## Task prompt
Please rename "redacted-blur" to "masked-region" in the records between the lines holding "radio-normal-label: normal xyxy=(225,386,268,402)" and "prio-value: 1 xyxy=(501,401,509,417)", inclusive, and give back only those lines with everything else unchanged.

==============================

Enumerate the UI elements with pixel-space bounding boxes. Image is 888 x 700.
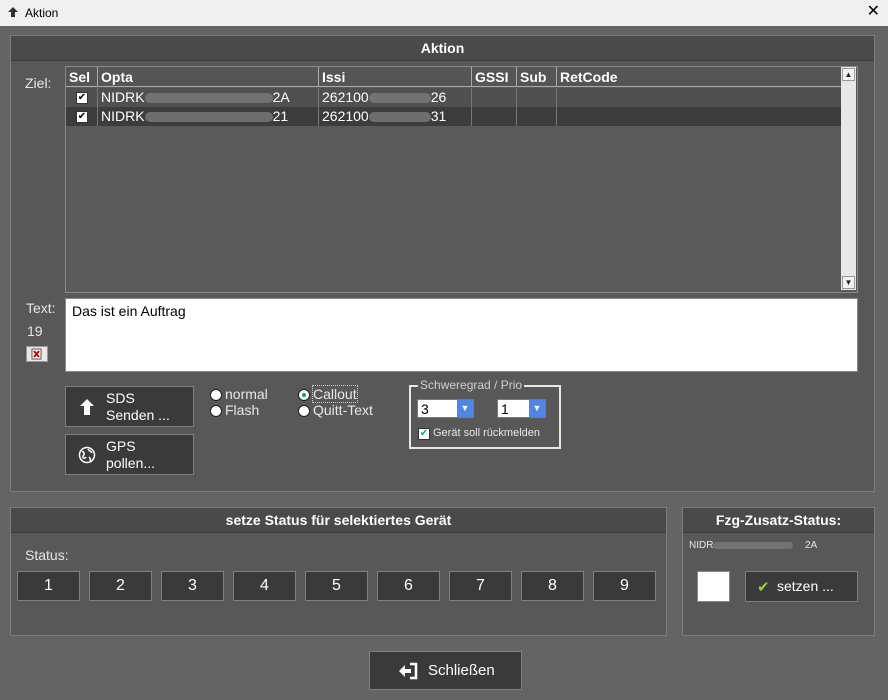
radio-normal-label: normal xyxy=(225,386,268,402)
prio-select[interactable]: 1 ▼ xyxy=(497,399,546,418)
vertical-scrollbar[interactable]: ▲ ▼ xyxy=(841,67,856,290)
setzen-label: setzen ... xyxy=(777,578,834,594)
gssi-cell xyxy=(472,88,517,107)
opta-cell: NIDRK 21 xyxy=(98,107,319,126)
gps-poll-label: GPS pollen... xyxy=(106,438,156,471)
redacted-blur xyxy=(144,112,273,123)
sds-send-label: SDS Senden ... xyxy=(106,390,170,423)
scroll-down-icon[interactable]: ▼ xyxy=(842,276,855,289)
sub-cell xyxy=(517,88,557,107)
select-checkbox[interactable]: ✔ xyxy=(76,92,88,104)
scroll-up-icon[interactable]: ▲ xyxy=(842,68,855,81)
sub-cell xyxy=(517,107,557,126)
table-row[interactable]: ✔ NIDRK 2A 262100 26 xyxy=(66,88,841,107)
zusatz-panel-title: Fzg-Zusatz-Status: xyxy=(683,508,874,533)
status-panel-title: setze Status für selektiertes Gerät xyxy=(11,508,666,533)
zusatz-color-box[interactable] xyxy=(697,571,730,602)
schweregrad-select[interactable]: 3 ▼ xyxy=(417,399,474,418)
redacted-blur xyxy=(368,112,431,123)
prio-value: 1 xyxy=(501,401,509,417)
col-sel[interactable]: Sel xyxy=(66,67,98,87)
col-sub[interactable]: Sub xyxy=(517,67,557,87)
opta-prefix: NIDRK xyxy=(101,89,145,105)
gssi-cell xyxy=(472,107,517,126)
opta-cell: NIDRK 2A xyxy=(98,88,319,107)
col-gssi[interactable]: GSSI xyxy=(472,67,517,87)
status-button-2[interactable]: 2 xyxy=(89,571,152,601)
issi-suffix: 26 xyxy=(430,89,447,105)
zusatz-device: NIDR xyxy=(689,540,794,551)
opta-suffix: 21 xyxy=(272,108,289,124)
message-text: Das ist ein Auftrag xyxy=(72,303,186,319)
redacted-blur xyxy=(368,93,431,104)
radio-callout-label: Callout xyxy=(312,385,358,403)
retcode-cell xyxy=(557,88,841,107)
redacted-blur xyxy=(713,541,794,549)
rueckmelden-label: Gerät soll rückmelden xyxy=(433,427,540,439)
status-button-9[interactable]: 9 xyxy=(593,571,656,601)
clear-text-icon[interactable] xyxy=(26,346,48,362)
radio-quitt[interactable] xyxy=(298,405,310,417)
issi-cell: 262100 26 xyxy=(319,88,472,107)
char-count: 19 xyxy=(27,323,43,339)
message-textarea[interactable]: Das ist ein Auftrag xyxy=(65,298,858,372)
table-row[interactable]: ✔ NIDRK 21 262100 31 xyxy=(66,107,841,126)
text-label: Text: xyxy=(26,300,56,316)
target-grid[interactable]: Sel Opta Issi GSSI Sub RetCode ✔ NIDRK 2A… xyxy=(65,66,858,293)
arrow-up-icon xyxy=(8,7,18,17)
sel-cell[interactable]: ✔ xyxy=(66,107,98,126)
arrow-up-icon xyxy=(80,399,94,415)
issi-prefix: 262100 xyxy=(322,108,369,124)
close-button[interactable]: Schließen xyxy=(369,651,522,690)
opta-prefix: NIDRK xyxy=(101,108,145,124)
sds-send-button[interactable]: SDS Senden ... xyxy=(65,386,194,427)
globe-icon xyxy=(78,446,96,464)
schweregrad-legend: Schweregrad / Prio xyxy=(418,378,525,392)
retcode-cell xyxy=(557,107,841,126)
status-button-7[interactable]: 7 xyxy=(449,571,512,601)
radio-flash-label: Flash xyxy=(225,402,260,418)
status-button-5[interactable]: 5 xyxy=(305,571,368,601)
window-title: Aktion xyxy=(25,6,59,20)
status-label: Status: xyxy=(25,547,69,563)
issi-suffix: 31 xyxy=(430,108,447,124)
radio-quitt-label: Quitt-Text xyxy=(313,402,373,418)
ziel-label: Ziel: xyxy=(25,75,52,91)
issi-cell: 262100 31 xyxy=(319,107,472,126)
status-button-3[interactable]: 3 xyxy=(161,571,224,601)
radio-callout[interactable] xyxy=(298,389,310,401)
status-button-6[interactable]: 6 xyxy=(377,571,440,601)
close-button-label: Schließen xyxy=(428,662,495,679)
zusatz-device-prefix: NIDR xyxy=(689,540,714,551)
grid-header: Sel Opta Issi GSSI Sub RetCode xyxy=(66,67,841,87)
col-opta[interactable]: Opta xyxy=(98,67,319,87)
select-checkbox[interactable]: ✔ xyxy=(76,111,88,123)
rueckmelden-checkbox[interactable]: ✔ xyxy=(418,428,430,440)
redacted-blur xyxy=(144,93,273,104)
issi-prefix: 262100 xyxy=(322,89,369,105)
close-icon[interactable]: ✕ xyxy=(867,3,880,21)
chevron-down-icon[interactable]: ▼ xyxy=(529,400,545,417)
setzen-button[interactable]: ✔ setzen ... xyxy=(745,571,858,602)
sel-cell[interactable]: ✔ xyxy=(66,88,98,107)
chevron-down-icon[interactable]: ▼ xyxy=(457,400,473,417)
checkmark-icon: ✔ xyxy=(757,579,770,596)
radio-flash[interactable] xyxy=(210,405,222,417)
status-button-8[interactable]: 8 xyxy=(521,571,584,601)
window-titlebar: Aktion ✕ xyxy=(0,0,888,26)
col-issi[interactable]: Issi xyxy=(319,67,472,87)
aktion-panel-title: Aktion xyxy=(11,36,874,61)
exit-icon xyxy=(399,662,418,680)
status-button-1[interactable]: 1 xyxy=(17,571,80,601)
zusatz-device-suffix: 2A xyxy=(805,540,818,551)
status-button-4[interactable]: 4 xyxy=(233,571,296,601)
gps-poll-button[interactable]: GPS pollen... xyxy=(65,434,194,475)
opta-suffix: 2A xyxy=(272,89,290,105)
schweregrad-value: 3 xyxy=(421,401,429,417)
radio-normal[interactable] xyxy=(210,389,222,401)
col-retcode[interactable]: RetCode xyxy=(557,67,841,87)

==============================

## Output below
radio-normal-label: normal xyxy=(225,386,268,402)
prio-select[interactable]: 1 ▼ xyxy=(497,399,546,418)
vertical-scrollbar[interactable]: ▲ ▼ xyxy=(841,67,856,290)
setzen-label: setzen ... xyxy=(777,578,834,594)
gssi-cell xyxy=(472,88,517,107)
opta-cell: NIDRK 21 xyxy=(98,107,319,126)
gps-poll-label: GPS pollen... xyxy=(106,438,156,471)
masked-region xyxy=(144,112,273,123)
sds-send-label: SDS Senden ... xyxy=(106,390,170,423)
scroll-down-icon[interactable]: ▼ xyxy=(842,276,855,289)
sub-cell xyxy=(517,88,557,107)
select-checkbox[interactable]: ✔ xyxy=(76,92,88,104)
scroll-up-icon[interactable]: ▲ xyxy=(842,68,855,81)
sub-cell xyxy=(517,107,557,126)
table-row[interactable]: ✔ NIDRK 2A 262100 26 xyxy=(66,88,841,107)
zusatz-panel-title: Fzg-Zusatz-Status: xyxy=(683,508,874,533)
status-panel-title: setze Status für selektiertes Gerät xyxy=(11,508,666,533)
zusatz-color-box[interactable] xyxy=(697,571,730,602)
schweregrad-select[interactable]: 3 ▼ xyxy=(417,399,474,418)
masked-region xyxy=(368,112,431,123)
prio-value: 1 xyxy=(501,401,509,417)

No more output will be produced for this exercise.